Each entry that follows is to be retyped exactly. Pictures do not belong in the copy.

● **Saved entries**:
########################################

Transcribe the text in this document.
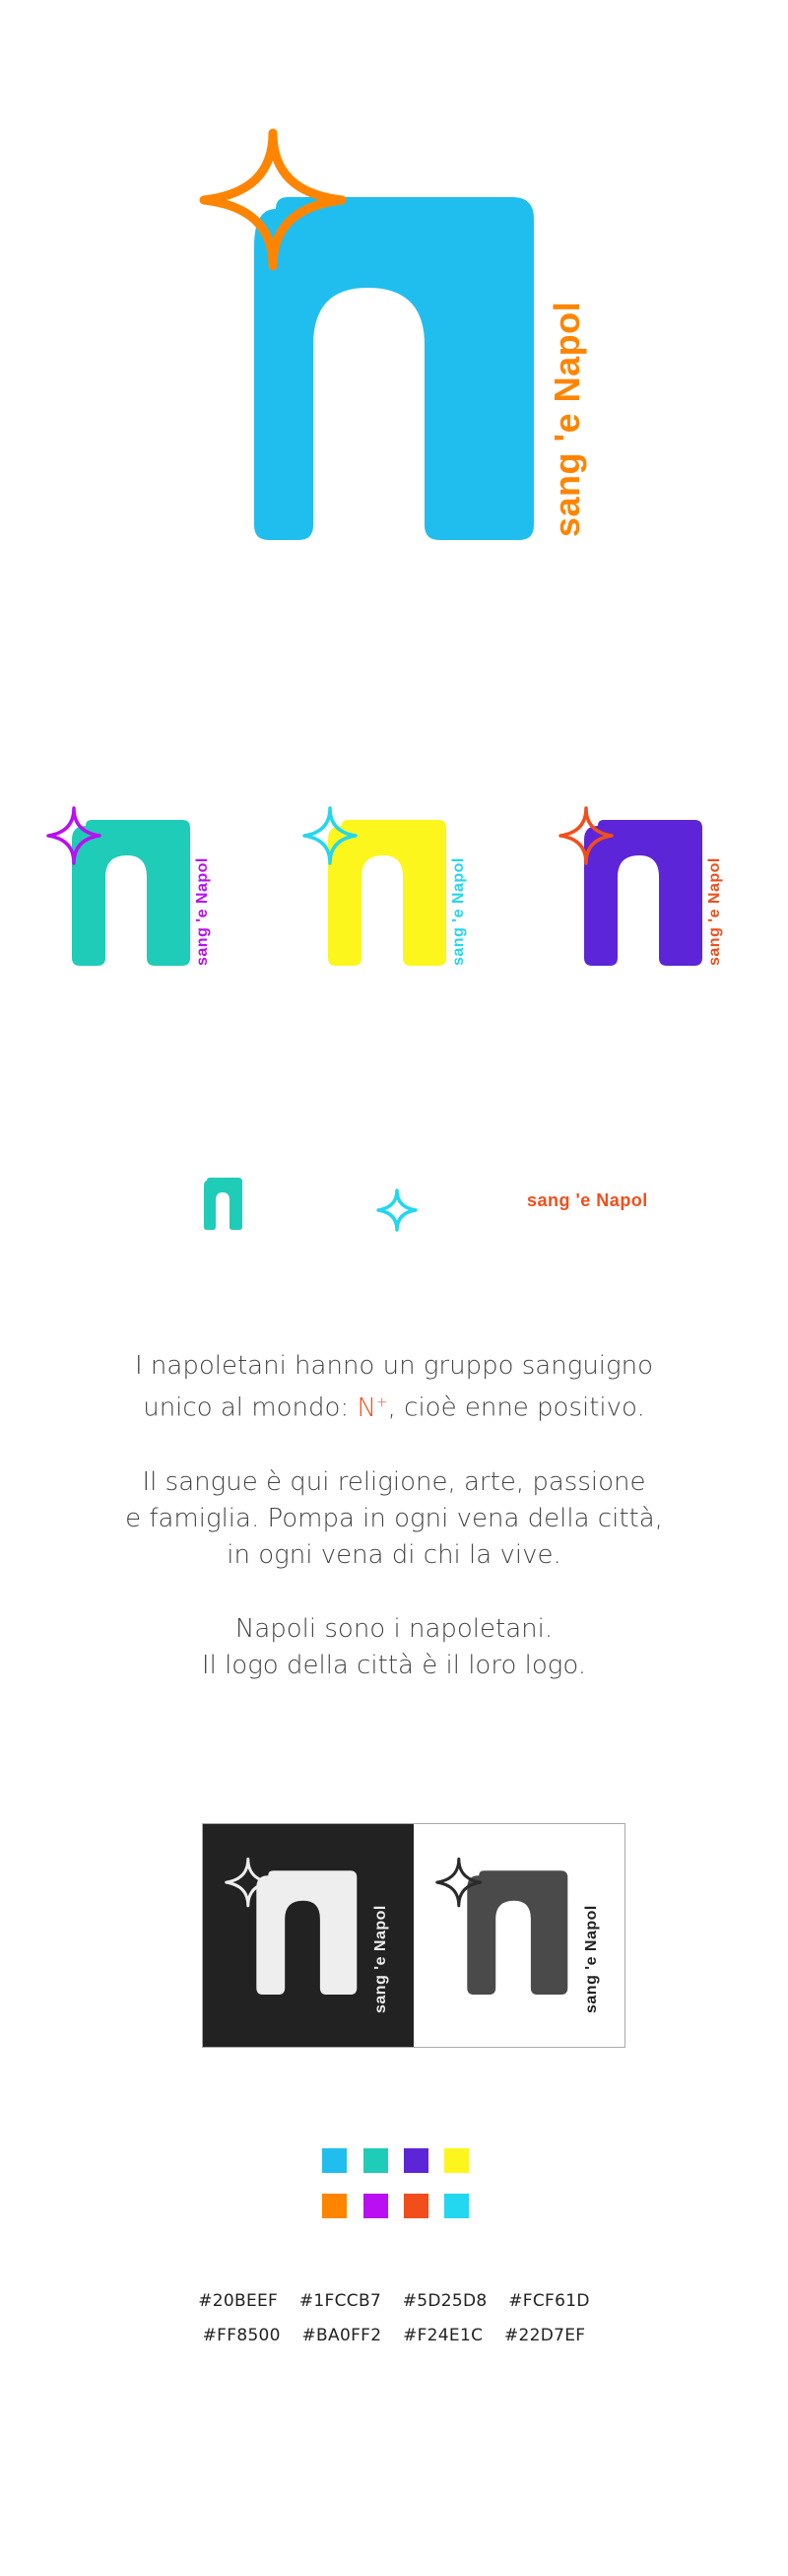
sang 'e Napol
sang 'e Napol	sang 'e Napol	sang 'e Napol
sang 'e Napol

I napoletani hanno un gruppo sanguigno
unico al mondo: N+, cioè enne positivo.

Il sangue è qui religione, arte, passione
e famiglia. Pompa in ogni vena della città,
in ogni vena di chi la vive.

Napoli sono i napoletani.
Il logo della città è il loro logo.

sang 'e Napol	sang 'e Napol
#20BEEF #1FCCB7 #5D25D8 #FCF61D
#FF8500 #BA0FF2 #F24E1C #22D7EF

########################################

● **Finished answer**:
Transcribe the text in this document.
sang 'e Napol
sang 'e Napol	sang 'e Napol	sang 'e Napol
sang 'e Napol

I napoletani hanno un gruppo sanguigno
unico al mondo: N+, cioè enne positivo.

Il sangue è qui religione, arte, passione
e famiglia. Pompa in ogni vena della città,
in ogni vena di chi la vive.

Napoli sono i napoletani.
Il logo della città è il loro logo.

sang 'e Napol	sang 'e Napol
#20BEEF #1FCCB7 #5D25D8 #FCF61D
#FF8500 #BA0FF2 #F24E1C #22D7EF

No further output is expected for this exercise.